[START]
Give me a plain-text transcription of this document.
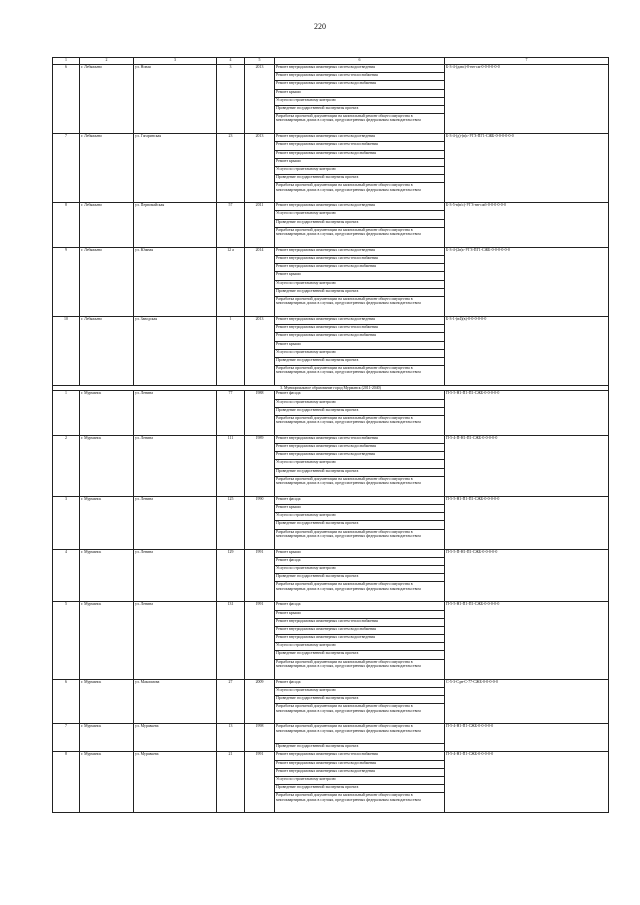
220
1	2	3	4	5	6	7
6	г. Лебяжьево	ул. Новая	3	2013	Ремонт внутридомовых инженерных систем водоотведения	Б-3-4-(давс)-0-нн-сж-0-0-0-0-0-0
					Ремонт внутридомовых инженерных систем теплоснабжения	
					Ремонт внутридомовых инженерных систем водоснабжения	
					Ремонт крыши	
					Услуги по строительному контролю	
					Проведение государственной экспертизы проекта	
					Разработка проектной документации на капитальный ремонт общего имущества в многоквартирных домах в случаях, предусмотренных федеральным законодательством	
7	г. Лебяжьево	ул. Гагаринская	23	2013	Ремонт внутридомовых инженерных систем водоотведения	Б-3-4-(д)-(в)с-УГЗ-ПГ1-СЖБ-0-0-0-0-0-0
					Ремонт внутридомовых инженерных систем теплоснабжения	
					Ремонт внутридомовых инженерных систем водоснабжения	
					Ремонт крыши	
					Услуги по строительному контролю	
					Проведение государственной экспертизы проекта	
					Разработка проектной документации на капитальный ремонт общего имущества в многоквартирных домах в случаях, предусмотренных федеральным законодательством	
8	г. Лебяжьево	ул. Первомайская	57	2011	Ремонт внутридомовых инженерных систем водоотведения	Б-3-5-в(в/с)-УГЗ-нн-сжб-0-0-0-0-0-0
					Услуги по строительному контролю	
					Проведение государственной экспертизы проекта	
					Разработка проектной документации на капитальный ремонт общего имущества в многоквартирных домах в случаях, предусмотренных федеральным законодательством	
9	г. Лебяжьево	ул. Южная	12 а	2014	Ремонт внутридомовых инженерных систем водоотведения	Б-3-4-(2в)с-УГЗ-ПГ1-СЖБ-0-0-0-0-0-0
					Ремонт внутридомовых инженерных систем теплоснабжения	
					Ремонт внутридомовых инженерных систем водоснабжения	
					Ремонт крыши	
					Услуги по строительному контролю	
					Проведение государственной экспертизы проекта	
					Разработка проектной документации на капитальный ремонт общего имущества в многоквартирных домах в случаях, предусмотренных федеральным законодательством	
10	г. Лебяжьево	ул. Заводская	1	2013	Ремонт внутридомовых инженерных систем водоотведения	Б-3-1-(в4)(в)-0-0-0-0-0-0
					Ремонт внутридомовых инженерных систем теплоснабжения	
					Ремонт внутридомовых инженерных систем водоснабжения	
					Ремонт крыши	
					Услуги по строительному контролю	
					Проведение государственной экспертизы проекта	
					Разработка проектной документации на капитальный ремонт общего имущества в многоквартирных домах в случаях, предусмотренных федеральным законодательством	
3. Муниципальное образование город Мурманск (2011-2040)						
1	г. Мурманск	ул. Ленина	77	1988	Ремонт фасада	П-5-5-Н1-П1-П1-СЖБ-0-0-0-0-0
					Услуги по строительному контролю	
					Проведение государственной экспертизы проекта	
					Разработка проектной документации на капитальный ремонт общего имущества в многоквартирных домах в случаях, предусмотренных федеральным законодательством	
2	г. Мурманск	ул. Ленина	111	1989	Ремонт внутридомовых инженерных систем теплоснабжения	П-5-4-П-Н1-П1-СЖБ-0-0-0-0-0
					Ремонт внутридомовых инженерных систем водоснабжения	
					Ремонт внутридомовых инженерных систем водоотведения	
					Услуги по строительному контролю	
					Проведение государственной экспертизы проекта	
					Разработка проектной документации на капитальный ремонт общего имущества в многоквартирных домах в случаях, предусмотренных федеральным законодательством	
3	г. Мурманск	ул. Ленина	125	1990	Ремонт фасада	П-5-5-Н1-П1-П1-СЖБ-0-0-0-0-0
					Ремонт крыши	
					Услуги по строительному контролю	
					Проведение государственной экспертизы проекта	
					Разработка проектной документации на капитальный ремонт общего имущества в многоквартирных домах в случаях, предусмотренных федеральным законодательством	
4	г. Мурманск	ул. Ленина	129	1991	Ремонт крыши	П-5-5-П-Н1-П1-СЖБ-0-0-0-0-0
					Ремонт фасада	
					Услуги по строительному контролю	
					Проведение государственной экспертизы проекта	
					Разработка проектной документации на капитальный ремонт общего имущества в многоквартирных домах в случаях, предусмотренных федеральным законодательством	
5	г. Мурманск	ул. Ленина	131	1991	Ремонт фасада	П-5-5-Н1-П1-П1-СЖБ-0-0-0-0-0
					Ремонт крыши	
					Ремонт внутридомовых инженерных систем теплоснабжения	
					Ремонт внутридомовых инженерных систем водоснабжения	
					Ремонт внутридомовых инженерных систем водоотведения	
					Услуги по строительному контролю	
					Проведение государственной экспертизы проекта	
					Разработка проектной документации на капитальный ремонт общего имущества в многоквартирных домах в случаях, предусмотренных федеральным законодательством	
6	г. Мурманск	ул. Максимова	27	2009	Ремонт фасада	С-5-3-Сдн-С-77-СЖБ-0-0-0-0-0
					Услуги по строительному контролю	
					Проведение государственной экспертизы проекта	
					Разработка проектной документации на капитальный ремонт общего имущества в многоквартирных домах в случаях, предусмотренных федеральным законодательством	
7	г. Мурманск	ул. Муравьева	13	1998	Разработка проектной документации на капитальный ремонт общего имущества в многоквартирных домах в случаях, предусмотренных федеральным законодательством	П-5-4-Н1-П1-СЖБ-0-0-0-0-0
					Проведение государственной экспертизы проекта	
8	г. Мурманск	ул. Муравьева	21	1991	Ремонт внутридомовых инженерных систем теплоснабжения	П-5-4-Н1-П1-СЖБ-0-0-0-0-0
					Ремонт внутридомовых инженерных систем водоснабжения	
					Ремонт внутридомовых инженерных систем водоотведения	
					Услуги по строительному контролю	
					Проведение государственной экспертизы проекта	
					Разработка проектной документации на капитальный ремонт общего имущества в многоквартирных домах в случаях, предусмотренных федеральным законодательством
[END]
STATED EXERCISE -> Print every entry exactly as written, without the pictures.

SOLVED PROBLEM ->
Give me a plain-text transcription of this document.
220
1	2	3	4	5	6	7
6	г. Лебяжьево	ул. Новая	3	2013	Ремонт внутридомовых инженерных систем водоотведения	Б-3-4-(давс)-0-нн-сж-0-0-0-0-0-0
					Ремонт внутридомовых инженерных систем теплоснабжения	
					Ремонт внутридомовых инженерных систем водоснабжения	
					Ремонт крыши	
					Услуги по строительному контролю	
					Проведение государственной экспертизы проекта	
					Разработка проектной документации на капитальный ремонт общего имущества в многоквартирных домах в случаях, предусмотренных федеральным законодательством	
7	г. Лебяжьево	ул. Гагаринская	23	2013	Ремонт внутридомовых инженерных систем водоотведения	Б-3-4-(д)-(в)с-УГЗ-ПГ1-СЖБ-0-0-0-0-0-0
					Ремонт внутридомовых инженерных систем теплоснабжения	
					Ремонт внутридомовых инженерных систем водоснабжения	
					Ремонт крыши	
					Услуги по строительному контролю	
					Проведение государственной экспертизы проекта	
					Разработка проектной документации на капитальный ремонт общего имущества в многоквартирных домах в случаях, предусмотренных федеральным законодательством	
8	г. Лебяжьево	ул. Первомайская	57	2011	Ремонт внутридомовых инженерных систем водоотведения	Б-3-5-в(в/с)-УГЗ-нн-сжб-0-0-0-0-0-0
					Услуги по строительному контролю	
					Проведение государственной экспертизы проекта	
					Разработка проектной документации на капитальный ремонт общего имущества в многоквартирных домах в случаях, предусмотренных федеральным законодательством	
9	г. Лебяжьево	ул. Южная	12 а	2014	Ремонт внутридомовых инженерных систем водоотведения	Б-3-4-(2в)с-УГЗ-ПГ1-СЖБ-0-0-0-0-0-0
					Ремонт внутридомовых инженерных систем теплоснабжения	
					Ремонт внутридомовых инженерных систем водоснабжения	
					Ремонт крыши	
					Услуги по строительному контролю	
					Проведение государственной экспертизы проекта	
					Разработка проектной документации на капитальный ремонт общего имущества в многоквартирных домах в случаях, предусмотренных федеральным законодательством	
10	г. Лебяжьево	ул. Заводская	1	2013	Ремонт внутридомовых инженерных систем водоотведения	Б-3-1-(в4)(в)-0-0-0-0-0-0
					Ремонт внутридомовых инженерных систем теплоснабжения	
					Ремонт внутридомовых инженерных систем водоснабжения	
					Ремонт крыши	
					Услуги по строительному контролю	
					Проведение государственной экспертизы проекта	
					Разработка проектной документации на капитальный ремонт общего имущества в многоквартирных домах в случаях, предусмотренных федеральным законодательством	
3. Муниципальное образование город Мурманск (2011-2040)						
1	г. Мурманск	ул. Ленина	77	1988	Ремонт фасада	П-5-5-Н1-П1-П1-СЖБ-0-0-0-0-0
					Услуги по строительному контролю	
					Проведение государственной экспертизы проекта	
					Разработка проектной документации на капитальный ремонт общего имущества в многоквартирных домах в случаях, предусмотренных федеральным законодательством	
2	г. Мурманск	ул. Ленина	111	1989	Ремонт внутридомовых инженерных систем теплоснабжения	П-5-4-П-Н1-П1-СЖБ-0-0-0-0-0
					Ремонт внутридомовых инженерных систем водоснабжения	
					Ремонт внутридомовых инженерных систем водоотведения	
					Услуги по строительному контролю	
					Проведение государственной экспертизы проекта	
					Разработка проектной документации на капитальный ремонт общего имущества в многоквартирных домах в случаях, предусмотренных федеральным законодательством	
3	г. Мурманск	ул. Ленина	125	1990	Ремонт фасада	П-5-5-Н1-П1-П1-СЖБ-0-0-0-0-0
					Ремонт крыши	
					Услуги по строительному контролю	
					Проведение государственной экспертизы проекта	
					Разработка проектной документации на капитальный ремонт общего имущества в многоквартирных домах в случаях, предусмотренных федеральным законодательством	
4	г. Мурманск	ул. Ленина	129	1991	Ремонт крыши	П-5-5-П-Н1-П1-СЖБ-0-0-0-0-0
					Ремонт фасада	
					Услуги по строительному контролю	
					Проведение государственной экспертизы проекта	
					Разработка проектной документации на капитальный ремонт общего имущества в многоквартирных домах в случаях, предусмотренных федеральным законодательством	
5	г. Мурманск	ул. Ленина	131	1991	Ремонт фасада	П-5-5-Н1-П1-П1-СЖБ-0-0-0-0-0
					Ремонт крыши	
					Ремонт внутридомовых инженерных систем теплоснабжения	
					Ремонт внутридомовых инженерных систем водоснабжения	
					Ремонт внутридомовых инженерных систем водоотведения	
					Услуги по строительному контролю	
					Проведение государственной экспертизы проекта	
					Разработка проектной документации на капитальный ремонт общего имущества в многоквартирных домах в случаях, предусмотренных федеральным законодательством	
6	г. Мурманск	ул. Максимова	27	2009	Ремонт фасада	С-5-3-Сдн-С-77-СЖБ-0-0-0-0-0
					Услуги по строительному контролю	
					Проведение государственной экспертизы проекта	
					Разработка проектной документации на капитальный ремонт общего имущества в многоквартирных домах в случаях, предусмотренных федеральным законодательством	
7	г. Мурманск	ул. Муравьева	13	1998	Разработка проектной документации на капитальный ремонт общего имущества в многоквартирных домах в случаях, предусмотренных федеральным законодательством	П-5-4-Н1-П1-СЖБ-0-0-0-0-0
					Проведение государственной экспертизы проекта	
8	г. Мурманск	ул. Муравьева	21	1991	Ремонт внутридомовых инженерных систем теплоснабжения	П-5-4-Н1-П1-СЖБ-0-0-0-0-0
					Ремонт внутридомовых инженерных систем водоснабжения	
					Ремонт внутридомовых инженерных систем водоотведения	
					Услуги по строительному контролю	
					Проведение государственной экспертизы проекта	
					Разработка проектной документации на капитальный ремонт общего имущества в многоквартирных домах в случаях, предусмотренных федеральным законодательством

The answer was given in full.